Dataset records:
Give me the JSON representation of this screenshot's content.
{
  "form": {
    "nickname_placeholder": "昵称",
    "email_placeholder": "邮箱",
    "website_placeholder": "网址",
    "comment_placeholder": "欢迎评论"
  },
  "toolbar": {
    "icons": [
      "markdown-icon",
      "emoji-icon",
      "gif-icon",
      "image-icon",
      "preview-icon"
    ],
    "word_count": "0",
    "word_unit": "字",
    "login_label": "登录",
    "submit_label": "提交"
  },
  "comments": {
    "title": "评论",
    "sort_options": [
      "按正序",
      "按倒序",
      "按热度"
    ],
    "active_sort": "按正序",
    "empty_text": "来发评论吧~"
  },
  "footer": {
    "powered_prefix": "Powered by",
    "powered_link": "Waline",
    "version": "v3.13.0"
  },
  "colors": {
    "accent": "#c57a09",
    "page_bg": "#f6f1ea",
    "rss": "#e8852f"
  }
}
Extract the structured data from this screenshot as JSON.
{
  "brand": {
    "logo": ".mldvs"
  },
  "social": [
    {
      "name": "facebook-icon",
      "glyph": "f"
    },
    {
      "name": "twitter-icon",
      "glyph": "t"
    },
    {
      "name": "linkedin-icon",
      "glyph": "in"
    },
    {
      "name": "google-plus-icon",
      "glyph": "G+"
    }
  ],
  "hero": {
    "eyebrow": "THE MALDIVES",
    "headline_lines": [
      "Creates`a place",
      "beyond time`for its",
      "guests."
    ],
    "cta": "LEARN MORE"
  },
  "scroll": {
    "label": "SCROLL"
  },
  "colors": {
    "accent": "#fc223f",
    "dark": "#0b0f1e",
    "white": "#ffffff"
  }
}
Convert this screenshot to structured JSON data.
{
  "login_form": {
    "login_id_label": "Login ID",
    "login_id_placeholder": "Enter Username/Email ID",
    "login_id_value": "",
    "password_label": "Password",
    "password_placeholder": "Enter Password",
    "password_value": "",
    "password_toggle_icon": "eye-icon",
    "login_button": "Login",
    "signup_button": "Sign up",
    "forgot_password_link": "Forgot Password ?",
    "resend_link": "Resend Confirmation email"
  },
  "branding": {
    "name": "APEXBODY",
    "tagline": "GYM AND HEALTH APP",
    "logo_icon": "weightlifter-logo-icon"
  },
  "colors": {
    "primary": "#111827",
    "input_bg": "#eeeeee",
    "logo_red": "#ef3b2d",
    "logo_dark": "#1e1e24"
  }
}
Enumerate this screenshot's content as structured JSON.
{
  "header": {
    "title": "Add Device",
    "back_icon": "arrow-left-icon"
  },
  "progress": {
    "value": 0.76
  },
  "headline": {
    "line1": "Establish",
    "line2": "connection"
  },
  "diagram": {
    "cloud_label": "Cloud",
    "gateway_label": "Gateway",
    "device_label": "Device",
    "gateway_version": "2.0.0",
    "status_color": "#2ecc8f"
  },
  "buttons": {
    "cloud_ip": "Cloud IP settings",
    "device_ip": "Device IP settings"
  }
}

§ WORK INSTRUCTIONS: Using the records above, select and copy every line that has the word "this".

§ THE REPLY:
Give me the JSON representation of this screenshot's content.
Extract the structured data from this screenshot as JSON.
Convert this screenshot to structured JSON data.
Enumerate this screenshot's content as structured JSON.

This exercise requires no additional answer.